• WRITTEN EXERCISE: Repeat the material below exactly, with no pictures.

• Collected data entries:
+ + +

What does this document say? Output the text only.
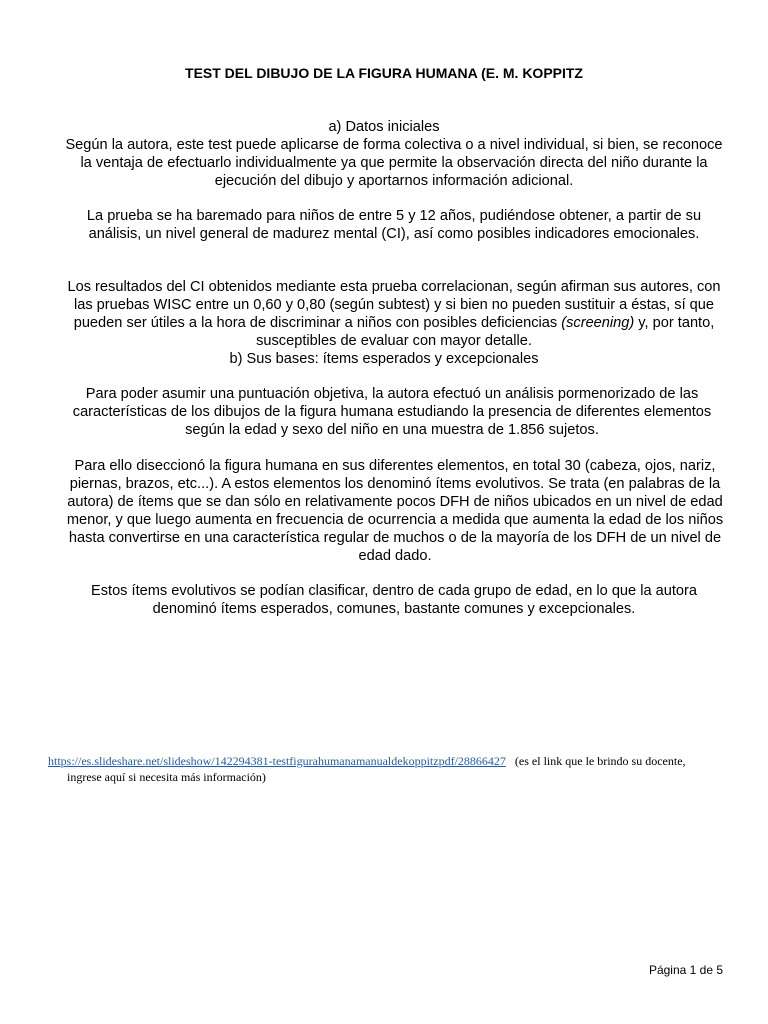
TEST DEL DIBUJO DE LA FIGURA HUMANA (E. M. KOPPITZ

a) Datos iniciales

Según la autora, este test puede aplicarse de forma colectiva o a nivel individual, si bien, se reconoce la ventaja de efectuarlo individualmente ya que permite la observación directa del niño durante la ejecución del dibujo y aportarnos información adicional.

La prueba se ha baremado para niños de entre 5 y 12 años, pudiéndose obtener, a partir de su análisis, un nivel general de madurez mental (CI), así como posibles indicadores emocionales.

Los resultados del CI obtenidos mediante esta prueba correlacionan, según afirman sus autores, con las pruebas WISC entre un 0,60 y 0,80 (según subtest) y si bien no pueden sustituir a éstas, sí que pueden ser útiles a la hora de discriminar a niños con posibles deficiencias (screening) y, por tanto, susceptibles de evaluar con mayor detalle.

b) Sus bases: ítems esperados y excepcionales

Para poder asumir una puntuación objetiva, la autora efectuó un análisis pormenorizado de las características de los dibujos de la figura humana estudiando la presencia de diferentes elementos según la edad y sexo del niño en una muestra de 1.856 sujetos.

Para ello diseccionó la figura humana en sus diferentes elementos, en total 30 (cabeza, ojos, nariz, piernas, brazos, etc...). A estos elementos los denominó ítems evolutivos. Se trata (en palabras de la autora) de ítems que se dan sólo en relativamente pocos DFH de niños ubicados en un nivel de edad menor, y que luego aumenta en frecuencia de ocurrencia a medida que aumenta la edad de los niños hasta convertirse en una característica regular de muchos o de la mayoría de los DFH de un nivel de edad dado.

Estos ítems evolutivos se podían clasificar, dentro de cada grupo de edad, en lo que la autora denominó ítems esperados, comunes, bastante comunes y excepcionales.

https://es.slideshare.net/slideshow/142294381-testfigurahumanamanualdekoppitzpdf/28866427 (es el link que le brindo su docente,
ingrese aquí si necesita más información)
Página 1 de 5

+ + +

• ANSWER TO THE TASK:
What does this document say? Output the text only.
TEST DEL DIBUJO DE LA FIGURA HUMANA (E. M. KOPPITZ

a) Datos iniciales

Según la autora, este test puede aplicarse de forma colectiva o a nivel individual, si bien, se reconoce la ventaja de efectuarlo individualmente ya que permite la observación directa del niño durante la ejecución del dibujo y aportarnos información adicional.

La prueba se ha baremado para niños de entre 5 y 12 años, pudiéndose obtener, a partir de su análisis, un nivel general de madurez mental (CI), así como posibles indicadores emocionales.

Los resultados del CI obtenidos mediante esta prueba correlacionan, según afirman sus autores, con las pruebas WISC entre un 0,60 y 0,80 (según subtest) y si bien no pueden sustituir a éstas, sí que pueden ser útiles a la hora de discriminar a niños con posibles deficiencias (screening) y, por tanto, susceptibles de evaluar con mayor detalle.

b) Sus bases: ítems esperados y excepcionales

Para poder asumir una puntuación objetiva, la autora efectuó un análisis pormenorizado de las características de los dibujos de la figura humana estudiando la presencia de diferentes elementos según la edad y sexo del niño en una muestra de 1.856 sujetos.

Para ello diseccionó la figura humana en sus diferentes elementos, en total 30 (cabeza, ojos, nariz, piernas, brazos, etc...). A estos elementos los denominó ítems evolutivos. Se trata (en palabras de la autora) de ítems que se dan sólo en relativamente pocos DFH de niños ubicados en un nivel de edad menor, y que luego aumenta en frecuencia de ocurrencia a medida que aumenta la edad de los niños hasta convertirse en una característica regular de muchos o de la mayoría de los DFH de un nivel de edad dado.

Estos ítems evolutivos se podían clasificar, dentro de cada grupo de edad, en lo que la autora denominó ítems esperados, comunes, bastante comunes y excepcionales.

https://es.slideshare.net/slideshow/142294381-testfigurahumanamanualdekoppitzpdf/28866427 (es el link que le brindo su docente,
ingrese aquí si necesita más información)
Página 1 de 5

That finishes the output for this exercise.